• **Problem to solve**: Find the lines below that contain the string "Mining". Copy each one.

• **Material for the task**:
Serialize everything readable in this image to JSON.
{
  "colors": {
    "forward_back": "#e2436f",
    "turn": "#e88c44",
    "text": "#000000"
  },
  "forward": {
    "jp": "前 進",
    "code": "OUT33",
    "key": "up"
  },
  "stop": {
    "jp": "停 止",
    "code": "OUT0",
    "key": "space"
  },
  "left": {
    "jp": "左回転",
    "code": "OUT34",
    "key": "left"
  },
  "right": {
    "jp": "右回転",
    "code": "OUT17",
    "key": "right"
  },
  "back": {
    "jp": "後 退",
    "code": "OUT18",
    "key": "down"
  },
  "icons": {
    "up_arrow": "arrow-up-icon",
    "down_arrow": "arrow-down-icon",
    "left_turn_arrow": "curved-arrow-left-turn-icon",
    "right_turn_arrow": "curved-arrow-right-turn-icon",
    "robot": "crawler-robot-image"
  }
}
==
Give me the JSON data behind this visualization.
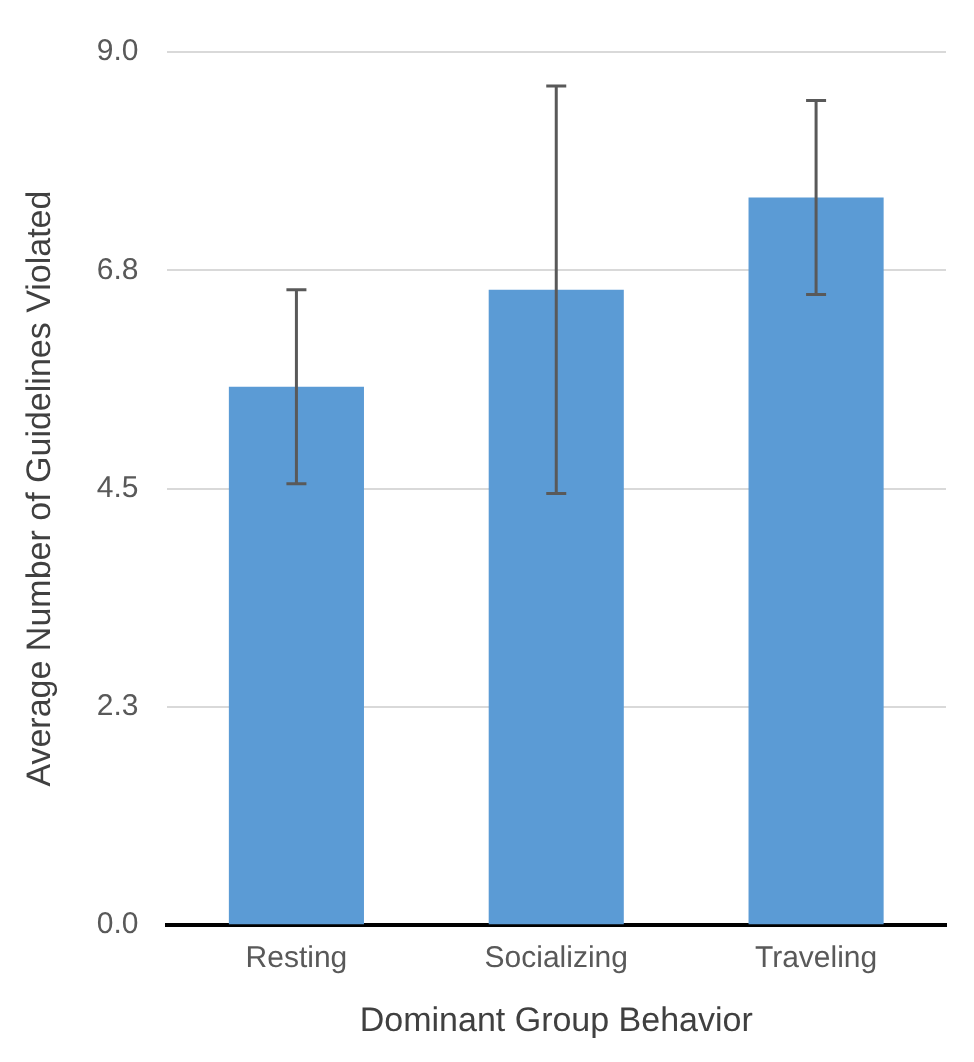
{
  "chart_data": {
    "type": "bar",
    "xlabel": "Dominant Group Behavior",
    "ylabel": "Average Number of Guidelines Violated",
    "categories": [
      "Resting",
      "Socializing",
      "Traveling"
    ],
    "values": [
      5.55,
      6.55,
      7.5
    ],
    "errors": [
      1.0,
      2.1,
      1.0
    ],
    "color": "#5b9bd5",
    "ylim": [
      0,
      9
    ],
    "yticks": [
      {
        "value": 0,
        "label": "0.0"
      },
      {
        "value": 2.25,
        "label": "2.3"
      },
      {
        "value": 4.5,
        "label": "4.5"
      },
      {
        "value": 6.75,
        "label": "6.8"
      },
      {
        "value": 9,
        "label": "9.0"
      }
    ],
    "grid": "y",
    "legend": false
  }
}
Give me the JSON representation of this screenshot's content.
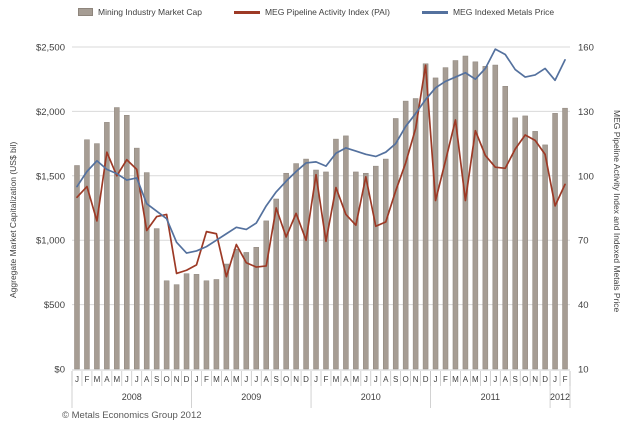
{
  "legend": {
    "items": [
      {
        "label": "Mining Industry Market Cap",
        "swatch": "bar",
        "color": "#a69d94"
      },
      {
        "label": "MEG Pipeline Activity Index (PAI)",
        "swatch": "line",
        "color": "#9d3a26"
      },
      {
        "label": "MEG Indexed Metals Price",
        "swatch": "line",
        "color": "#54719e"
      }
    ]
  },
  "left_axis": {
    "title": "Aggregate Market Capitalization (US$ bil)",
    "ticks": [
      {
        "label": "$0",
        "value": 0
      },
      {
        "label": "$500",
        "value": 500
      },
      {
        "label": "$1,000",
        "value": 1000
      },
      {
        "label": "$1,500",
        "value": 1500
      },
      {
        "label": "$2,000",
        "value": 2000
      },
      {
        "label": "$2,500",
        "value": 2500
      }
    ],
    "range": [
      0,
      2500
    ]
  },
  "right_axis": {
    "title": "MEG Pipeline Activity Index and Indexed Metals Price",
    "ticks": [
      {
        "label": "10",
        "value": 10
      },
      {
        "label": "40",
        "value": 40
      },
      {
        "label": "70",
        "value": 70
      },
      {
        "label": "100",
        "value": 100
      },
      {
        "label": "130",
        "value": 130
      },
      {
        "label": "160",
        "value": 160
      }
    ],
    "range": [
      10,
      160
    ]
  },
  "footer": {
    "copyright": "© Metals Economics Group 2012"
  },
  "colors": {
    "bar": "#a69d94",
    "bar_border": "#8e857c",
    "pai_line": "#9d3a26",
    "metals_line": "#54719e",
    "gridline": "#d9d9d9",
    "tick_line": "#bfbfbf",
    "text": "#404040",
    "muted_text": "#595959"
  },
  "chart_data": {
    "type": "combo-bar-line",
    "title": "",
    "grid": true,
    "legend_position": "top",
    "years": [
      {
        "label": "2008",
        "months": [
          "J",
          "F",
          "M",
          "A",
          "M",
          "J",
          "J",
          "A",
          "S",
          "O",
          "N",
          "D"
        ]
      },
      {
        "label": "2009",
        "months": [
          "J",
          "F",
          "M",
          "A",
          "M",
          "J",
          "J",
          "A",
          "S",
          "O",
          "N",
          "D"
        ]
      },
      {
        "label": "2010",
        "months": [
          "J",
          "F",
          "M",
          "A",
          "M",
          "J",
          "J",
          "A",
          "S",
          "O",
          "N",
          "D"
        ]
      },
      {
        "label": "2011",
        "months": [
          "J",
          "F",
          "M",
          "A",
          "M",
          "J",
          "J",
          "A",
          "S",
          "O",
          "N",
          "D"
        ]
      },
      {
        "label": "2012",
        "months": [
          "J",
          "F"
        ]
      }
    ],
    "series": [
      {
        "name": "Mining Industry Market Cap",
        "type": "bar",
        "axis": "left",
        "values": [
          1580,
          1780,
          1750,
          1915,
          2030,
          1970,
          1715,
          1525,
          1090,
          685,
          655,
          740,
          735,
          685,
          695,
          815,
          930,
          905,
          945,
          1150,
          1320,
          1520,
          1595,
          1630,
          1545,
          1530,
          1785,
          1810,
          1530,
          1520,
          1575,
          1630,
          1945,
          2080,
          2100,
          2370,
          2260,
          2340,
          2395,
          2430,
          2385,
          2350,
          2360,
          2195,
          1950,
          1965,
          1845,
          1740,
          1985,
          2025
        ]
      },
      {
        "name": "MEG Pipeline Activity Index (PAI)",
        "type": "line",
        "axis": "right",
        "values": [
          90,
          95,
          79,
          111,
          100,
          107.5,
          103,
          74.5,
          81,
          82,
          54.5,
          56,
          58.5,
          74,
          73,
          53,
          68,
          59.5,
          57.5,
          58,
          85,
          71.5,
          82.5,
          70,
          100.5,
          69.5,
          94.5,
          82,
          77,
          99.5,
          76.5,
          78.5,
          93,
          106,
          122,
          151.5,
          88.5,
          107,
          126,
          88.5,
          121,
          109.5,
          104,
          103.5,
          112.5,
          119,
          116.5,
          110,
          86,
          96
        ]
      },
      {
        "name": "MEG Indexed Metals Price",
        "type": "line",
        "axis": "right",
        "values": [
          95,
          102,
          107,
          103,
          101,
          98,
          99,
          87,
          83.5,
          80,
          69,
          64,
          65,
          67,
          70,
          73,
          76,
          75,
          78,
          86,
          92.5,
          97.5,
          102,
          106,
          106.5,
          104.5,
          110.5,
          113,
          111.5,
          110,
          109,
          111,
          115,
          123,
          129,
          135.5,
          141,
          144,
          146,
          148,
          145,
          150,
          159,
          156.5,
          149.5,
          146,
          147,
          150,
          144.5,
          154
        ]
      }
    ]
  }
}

• **The completed task**:
        "label": "Mining Industry Market Cap",
        "name": "Mining Industry Market Cap",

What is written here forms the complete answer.